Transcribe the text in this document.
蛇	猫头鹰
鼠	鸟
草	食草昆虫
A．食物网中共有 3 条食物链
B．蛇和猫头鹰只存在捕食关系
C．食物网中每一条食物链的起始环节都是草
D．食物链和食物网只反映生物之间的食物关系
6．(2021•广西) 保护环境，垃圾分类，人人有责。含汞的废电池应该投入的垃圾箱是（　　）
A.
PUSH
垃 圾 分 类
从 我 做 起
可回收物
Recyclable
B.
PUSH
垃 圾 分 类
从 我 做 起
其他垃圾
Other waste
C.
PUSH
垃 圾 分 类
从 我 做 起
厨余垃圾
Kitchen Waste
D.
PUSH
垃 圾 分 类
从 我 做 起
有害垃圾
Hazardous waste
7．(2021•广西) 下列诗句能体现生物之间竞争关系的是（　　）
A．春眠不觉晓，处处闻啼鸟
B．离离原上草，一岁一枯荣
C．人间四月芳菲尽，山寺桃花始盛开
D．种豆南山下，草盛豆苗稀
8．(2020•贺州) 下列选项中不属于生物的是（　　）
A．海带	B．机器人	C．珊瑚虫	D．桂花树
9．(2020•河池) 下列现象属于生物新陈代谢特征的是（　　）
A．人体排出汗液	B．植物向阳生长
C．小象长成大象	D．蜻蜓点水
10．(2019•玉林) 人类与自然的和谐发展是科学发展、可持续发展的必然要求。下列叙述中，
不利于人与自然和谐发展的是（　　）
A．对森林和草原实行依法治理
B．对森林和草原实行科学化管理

■ ■ ■ ■ ■

Your task is to output all of the data above word for word.

Transcribe the text in this document.
蛇	猫头鹰
鼠	鸟
草	食草昆虫
A．食物网中共有 3 条食物链
B．蛇和猫头鹰只存在捕食关系
C．食物网中每一条食物链的起始环节都是草
D．食物链和食物网只反映生物之间的食物关系
6．(2021•广西) 保护环境，垃圾分类，人人有责。含汞的废电池应该投入的垃圾箱是（　　）
A.
PUSH
垃 圾 分 类
从 我 做 起
可回收物
Recyclable
B.
PUSH
垃 圾 分 类
从 我 做 起
其他垃圾
Other waste
C.
PUSH
垃 圾 分 类
从 我 做 起
厨余垃圾
Kitchen Waste
D.
PUSH
垃 圾 分 类
从 我 做 起
有害垃圾
Hazardous waste
7．(2021•广西) 下列诗句能体现生物之间竞争关系的是（　　）
A．春眠不觉晓，处处闻啼鸟
B．离离原上草，一岁一枯荣
C．人间四月芳菲尽，山寺桃花始盛开
D．种豆南山下，草盛豆苗稀
8．(2020•贺州) 下列选项中不属于生物的是（　　）
A．海带	B．机器人	C．珊瑚虫	D．桂花树
9．(2020•河池) 下列现象属于生物新陈代谢特征的是（　　）
A．人体排出汗液	B．植物向阳生长
C．小象长成大象	D．蜻蜓点水
10．(2019•玉林) 人类与自然的和谐发展是科学发展、可持续发展的必然要求。下列叙述中，
不利于人与自然和谐发展的是（　　）
A．对森林和草原实行依法治理
B．对森林和草原实行科学化管理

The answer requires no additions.